*Your task*
Locate the string "color" in the listing below. Copy every line where it is found.
• • •
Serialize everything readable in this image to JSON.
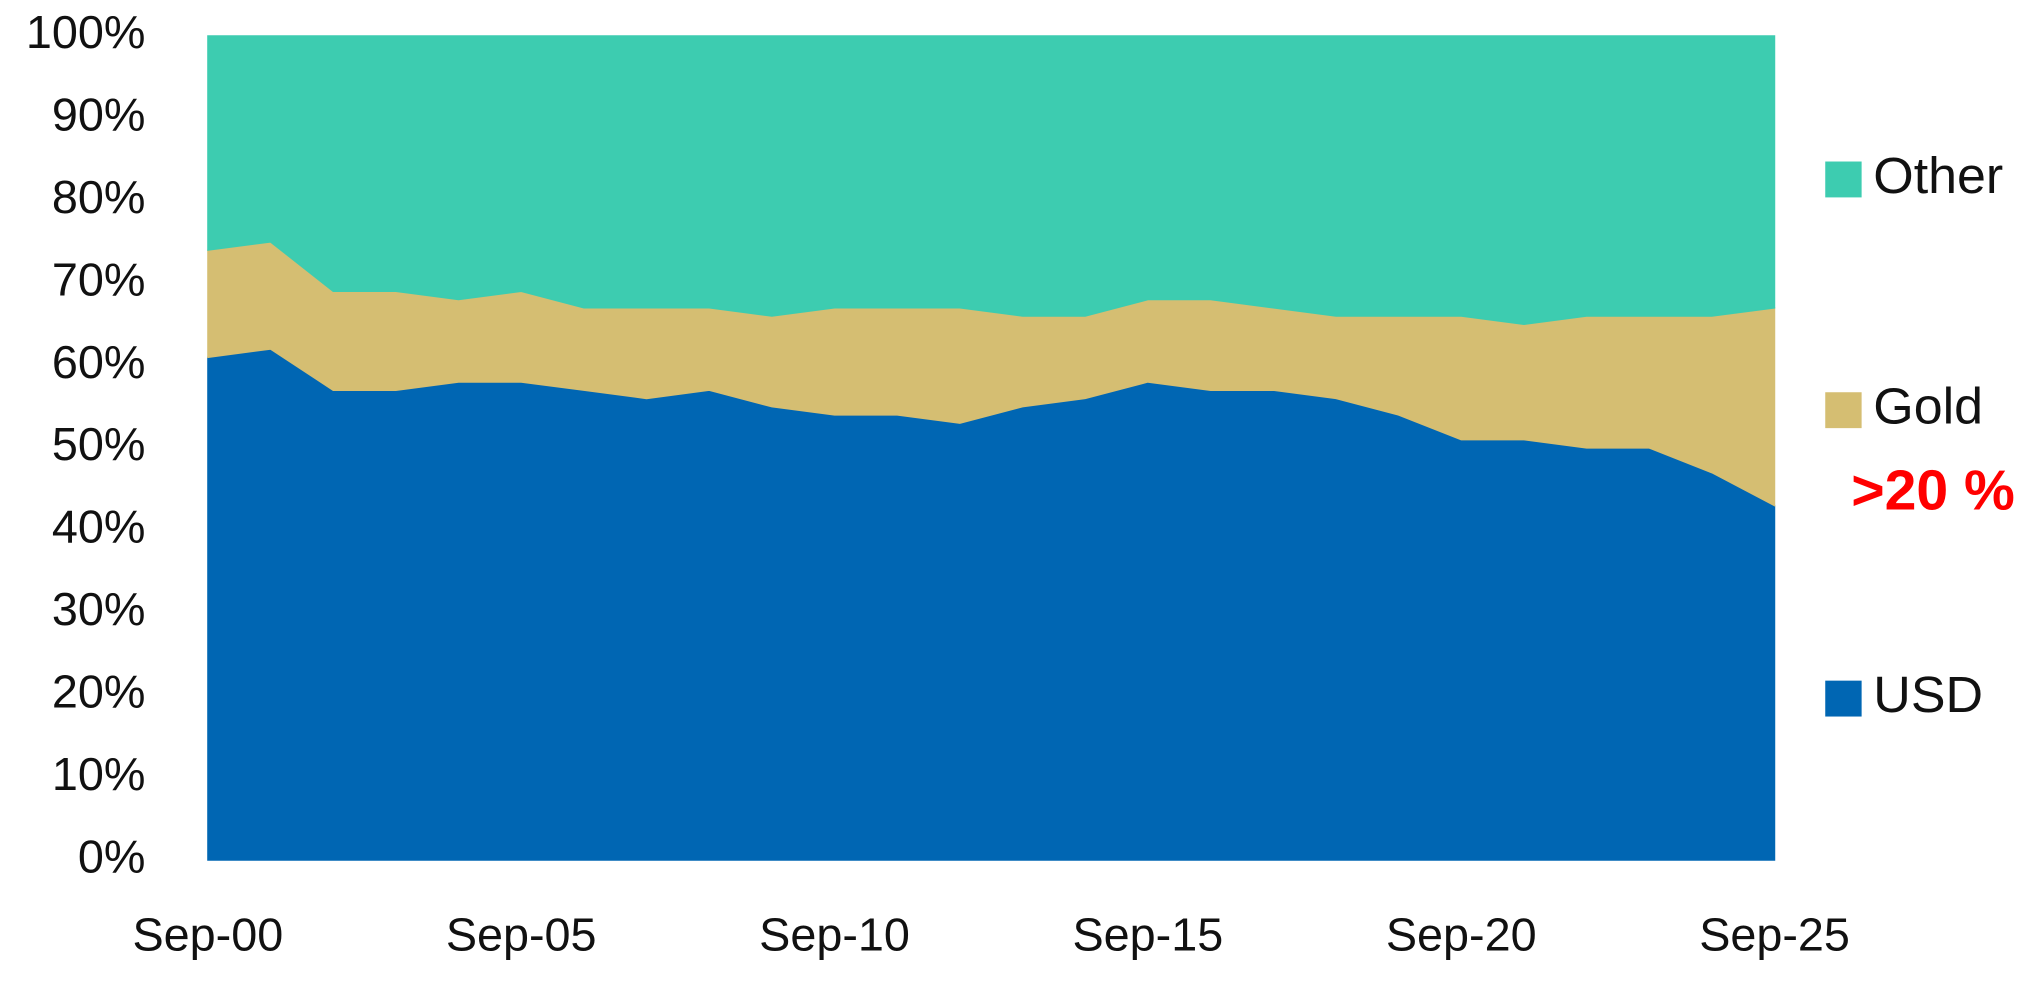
{
  "chart_data": {
    "type": "stacked-area",
    "categories": [
      "Sep-00",
      null,
      null,
      null,
      null,
      "Sep-05",
      null,
      null,
      null,
      null,
      "Sep-10",
      null,
      null,
      null,
      null,
      "Sep-15",
      null,
      null,
      null,
      null,
      "Sep-20",
      null,
      null,
      null,
      null,
      "Sep-25"
    ],
    "series": [
      {
        "name": "USD",
        "color": "#0066b3",
        "values": [
          61,
          62,
          57,
          57,
          58,
          58,
          57,
          56,
          57,
          55,
          54,
          54,
          53,
          55,
          56,
          58,
          57,
          57,
          56,
          54,
          51,
          51,
          50,
          50,
          47,
          43
        ]
      },
      {
        "name": "Gold",
        "color": "#d5be72",
        "values": [
          13,
          13,
          12,
          12,
          10,
          11,
          10,
          11,
          10,
          11,
          13,
          13,
          14,
          11,
          10,
          10,
          11,
          10,
          10,
          12,
          15,
          14,
          16,
          16,
          19,
          24
        ]
      },
      {
        "name": "Other",
        "color": "#3dccb0",
        "values": [
          26,
          25,
          31,
          31,
          32,
          31,
          33,
          33,
          33,
          34,
          33,
          33,
          33,
          34,
          34,
          32,
          32,
          33,
          34,
          34,
          34,
          35,
          34,
          34,
          34,
          33
        ]
      }
    ],
    "ylim": [
      0,
      100
    ],
    "yticks": [
      {
        "value": 0,
        "label": "0%"
      },
      {
        "value": 10,
        "label": "10%"
      },
      {
        "value": 20,
        "label": "20%"
      },
      {
        "value": 30,
        "label": "30%"
      },
      {
        "value": 40,
        "label": "40%"
      },
      {
        "value": 50,
        "label": "50%"
      },
      {
        "value": 60,
        "label": "60%"
      },
      {
        "value": 70,
        "label": "70%"
      },
      {
        "value": 80,
        "label": "80%"
      },
      {
        "value": 90,
        "label": "90%"
      },
      {
        "value": 100,
        "label": "100%"
      }
    ],
    "annotation": ">20 %",
    "legend": "right",
    "grid": false
  }
}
• • •
*Result*
        "color": "#0066b3",
        "color": "#d5be72",
        "color": "#3dccb0",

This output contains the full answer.